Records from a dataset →

"""

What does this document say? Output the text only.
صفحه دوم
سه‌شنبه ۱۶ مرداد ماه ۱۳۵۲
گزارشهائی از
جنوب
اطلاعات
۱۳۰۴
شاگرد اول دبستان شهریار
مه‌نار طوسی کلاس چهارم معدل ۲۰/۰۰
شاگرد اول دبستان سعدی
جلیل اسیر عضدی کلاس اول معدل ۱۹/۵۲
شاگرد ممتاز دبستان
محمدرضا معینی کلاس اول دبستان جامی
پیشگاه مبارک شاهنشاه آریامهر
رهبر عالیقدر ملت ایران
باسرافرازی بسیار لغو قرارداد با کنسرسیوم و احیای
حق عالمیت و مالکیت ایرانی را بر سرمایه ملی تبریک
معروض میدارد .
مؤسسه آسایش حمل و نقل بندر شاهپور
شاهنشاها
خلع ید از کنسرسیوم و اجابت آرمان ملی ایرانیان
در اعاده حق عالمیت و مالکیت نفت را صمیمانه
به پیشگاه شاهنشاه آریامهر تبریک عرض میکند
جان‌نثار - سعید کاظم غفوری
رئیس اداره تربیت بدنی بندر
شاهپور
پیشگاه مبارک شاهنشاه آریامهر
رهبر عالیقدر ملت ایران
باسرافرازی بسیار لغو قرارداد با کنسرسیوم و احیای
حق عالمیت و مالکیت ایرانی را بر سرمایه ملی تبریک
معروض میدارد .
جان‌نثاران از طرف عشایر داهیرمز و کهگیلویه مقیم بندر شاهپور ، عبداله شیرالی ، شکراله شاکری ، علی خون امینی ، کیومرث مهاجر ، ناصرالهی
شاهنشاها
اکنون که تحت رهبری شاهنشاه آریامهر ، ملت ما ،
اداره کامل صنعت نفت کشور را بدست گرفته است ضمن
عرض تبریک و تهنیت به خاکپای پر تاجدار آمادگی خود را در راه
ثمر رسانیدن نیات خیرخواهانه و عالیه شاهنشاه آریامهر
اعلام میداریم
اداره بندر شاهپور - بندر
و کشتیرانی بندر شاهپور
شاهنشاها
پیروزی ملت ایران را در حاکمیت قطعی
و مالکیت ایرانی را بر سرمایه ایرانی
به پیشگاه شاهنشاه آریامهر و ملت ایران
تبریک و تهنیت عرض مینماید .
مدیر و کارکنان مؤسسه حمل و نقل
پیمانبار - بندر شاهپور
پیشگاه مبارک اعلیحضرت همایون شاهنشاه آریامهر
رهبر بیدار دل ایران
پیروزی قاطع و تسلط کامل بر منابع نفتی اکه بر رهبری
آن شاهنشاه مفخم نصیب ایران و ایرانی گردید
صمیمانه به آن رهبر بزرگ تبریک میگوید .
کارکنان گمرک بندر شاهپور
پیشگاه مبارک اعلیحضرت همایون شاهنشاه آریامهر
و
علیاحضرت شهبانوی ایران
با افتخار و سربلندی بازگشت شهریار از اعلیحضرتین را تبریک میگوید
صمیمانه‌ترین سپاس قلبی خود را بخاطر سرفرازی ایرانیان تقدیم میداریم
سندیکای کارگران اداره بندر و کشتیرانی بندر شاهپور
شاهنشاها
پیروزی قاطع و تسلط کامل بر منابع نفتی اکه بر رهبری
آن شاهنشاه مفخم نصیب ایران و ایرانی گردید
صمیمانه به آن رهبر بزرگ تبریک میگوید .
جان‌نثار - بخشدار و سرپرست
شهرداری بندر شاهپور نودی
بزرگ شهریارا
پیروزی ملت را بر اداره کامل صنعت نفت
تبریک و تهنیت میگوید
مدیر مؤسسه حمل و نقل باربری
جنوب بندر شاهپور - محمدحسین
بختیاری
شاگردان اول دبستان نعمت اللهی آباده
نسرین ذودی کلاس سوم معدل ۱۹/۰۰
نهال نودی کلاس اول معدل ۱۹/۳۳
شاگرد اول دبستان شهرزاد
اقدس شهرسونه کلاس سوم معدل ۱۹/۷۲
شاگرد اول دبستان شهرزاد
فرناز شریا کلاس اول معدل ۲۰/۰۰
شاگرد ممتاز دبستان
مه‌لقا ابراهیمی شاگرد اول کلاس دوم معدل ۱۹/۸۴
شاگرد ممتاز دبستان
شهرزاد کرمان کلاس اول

"""

GIVEN INSTRUCTION → Across the entries above, how many lines contain "میگوید"? Provide only the count.

EXERCISE OUTPUT → 4